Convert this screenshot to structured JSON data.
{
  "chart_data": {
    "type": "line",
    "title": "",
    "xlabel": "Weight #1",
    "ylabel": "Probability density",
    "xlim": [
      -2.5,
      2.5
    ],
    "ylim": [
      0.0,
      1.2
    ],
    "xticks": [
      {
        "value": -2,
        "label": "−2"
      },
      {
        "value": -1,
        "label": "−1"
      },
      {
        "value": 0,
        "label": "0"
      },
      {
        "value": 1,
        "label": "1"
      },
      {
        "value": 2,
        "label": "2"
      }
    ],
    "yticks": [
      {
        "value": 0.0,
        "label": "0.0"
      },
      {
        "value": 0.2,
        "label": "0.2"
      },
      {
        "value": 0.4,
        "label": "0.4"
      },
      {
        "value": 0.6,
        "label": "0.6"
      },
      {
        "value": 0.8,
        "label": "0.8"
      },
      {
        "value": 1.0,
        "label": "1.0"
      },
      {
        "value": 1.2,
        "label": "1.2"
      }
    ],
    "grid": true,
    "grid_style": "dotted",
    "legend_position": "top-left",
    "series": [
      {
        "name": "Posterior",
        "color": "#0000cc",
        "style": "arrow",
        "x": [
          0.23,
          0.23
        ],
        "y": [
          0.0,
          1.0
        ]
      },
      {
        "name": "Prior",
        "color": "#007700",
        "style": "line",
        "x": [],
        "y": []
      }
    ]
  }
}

══════════

_TASK REQUIREMENTS_
From the first line to the last, please quote the material above exactly.

_SOLUTION FOR THIS EXERCISE_
Convert this screenshot to structured JSON data.
{
  "chart_data": {
    "type": "line",
    "title": "",
    "xlabel": "Weight #1",
    "ylabel": "Probability density",
    "xlim": [
      -2.5,
      2.5
    ],
    "ylim": [
      0.0,
      1.2
    ],
    "xticks": [
      {
        "value": -2,
        "label": "−2"
      },
      {
        "value": -1,
        "label": "−1"
      },
      {
        "value": 0,
        "label": "0"
      },
      {
        "value": 1,
        "label": "1"
      },
      {
        "value": 2,
        "label": "2"
      }
    ],
    "yticks": [
      {
        "value": 0.0,
        "label": "0.0"
      },
      {
        "value": 0.2,
        "label": "0.2"
      },
      {
        "value": 0.4,
        "label": "0.4"
      },
      {
        "value": 0.6,
        "label": "0.6"
      },
      {
        "value": 0.8,
        "label": "0.8"
      },
      {
        "value": 1.0,
        "label": "1.0"
      },
      {
        "value": 1.2,
        "label": "1.2"
      }
    ],
    "grid": true,
    "grid_style": "dotted",
    "legend_position": "top-left",
    "series": [
      {
        "name": "Posterior",
        "color": "#0000cc",
        "style": "arrow",
        "x": [
          0.23,
          0.23
        ],
        "y": [
          0.0,
          1.0
        ]
      },
      {
        "name": "Prior",
        "color": "#007700",
        "style": "line",
        "x": [],
        "y": []
      }
    ]
  }
}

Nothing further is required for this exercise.